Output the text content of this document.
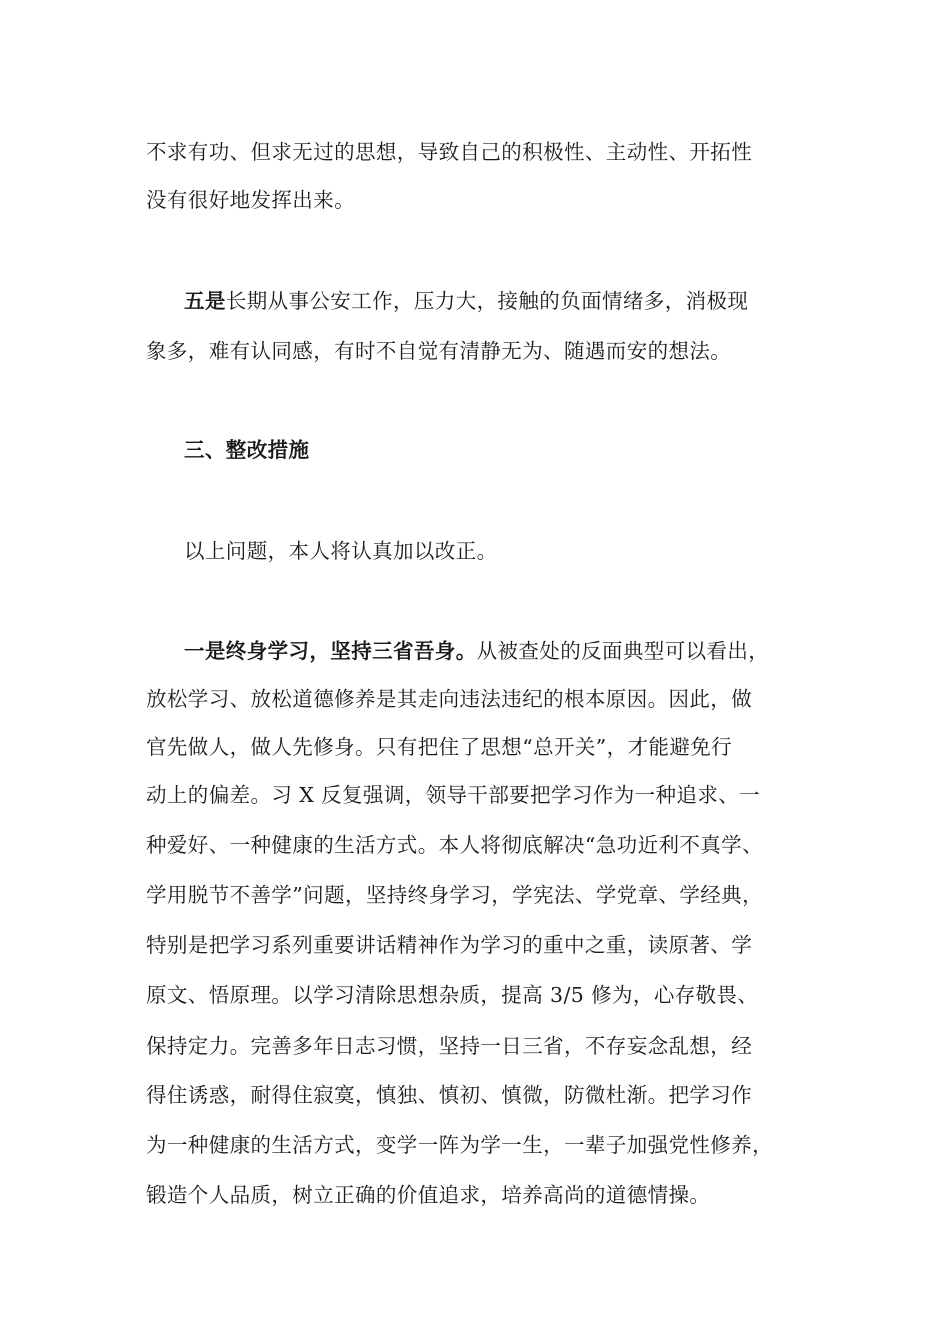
不求有功、但求无过的思想，导致自己的积极性、主动性、开拓性
没有很好地发挥出来。
五是长期从事公安工作，压力大，接触的负面情绪多，消极现
象多，难有认同感，有时不自觉有清静无为、随遇而安的想法。
三、整改措施
以上问题，本人将认真加以改正。
一是终身学习，坚持三省吾身。从被查处的反面典型可以看出，
放松学习、放松道德修养是其走向违法违纪的根本原因。因此，做
官先做人，做人先修身。只有把住了思想“总开关”，才能避免行
动上的偏差。习 X 反复强调，领导干部要把学习作为一种追求、一
种爱好、一种健康的生活方式。本人将彻底解决“急功近利不真学、
学用脱节不善学”问题，坚持终身学习，学宪法、学党章、学经典，
特别是把学习系列重要讲话精神作为学习的重中之重，读原著、学
原文、悟原理。以学习清除思想杂质，提高 3/5 修为，心存敬畏、
保持定力。完善多年日志习惯，坚持一日三省，不存妄念乱想，经
得住诱惑，耐得住寂寞，慎独、慎初、慎微，防微杜渐。把学习作
为一种健康的生活方式，变学一阵为学一生，一辈子加强党性修养，
锻造个人品质，树立正确的价值追求，培养高尚的道德情操。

▬▬▬▬▬▬

- [EXERCISE AIM]
Write out each entry exactly as given, omitting any picture.

- [THE ANSWER]
Output the text content of this document.
不求有功、但求无过的思想，导致自己的积极性、主动性、开拓性
没有很好地发挥出来。
五是长期从事公安工作，压力大，接触的负面情绪多，消极现
象多，难有认同感，有时不自觉有清静无为、随遇而安的想法。
三、整改措施
以上问题，本人将认真加以改正。
一是终身学习，坚持三省吾身。从被查处的反面典型可以看出，
放松学习、放松道德修养是其走向违法违纪的根本原因。因此，做
官先做人，做人先修身。只有把住了思想“总开关”，才能避免行
动上的偏差。习 X 反复强调，领导干部要把学习作为一种追求、一
种爱好、一种健康的生活方式。本人将彻底解决“急功近利不真学、
学用脱节不善学”问题，坚持终身学习，学宪法、学党章、学经典，
特别是把学习系列重要讲话精神作为学习的重中之重，读原著、学
原文、悟原理。以学习清除思想杂质，提高 3/5 修为，心存敬畏、
保持定力。完善多年日志习惯，坚持一日三省，不存妄念乱想，经
得住诱惑，耐得住寂寞，慎独、慎初、慎微，防微杜渐。把学习作
为一种健康的生活方式，变学一阵为学一生，一辈子加强党性修养，
锻造个人品质，树立正确的价值追求，培养高尚的道德情操。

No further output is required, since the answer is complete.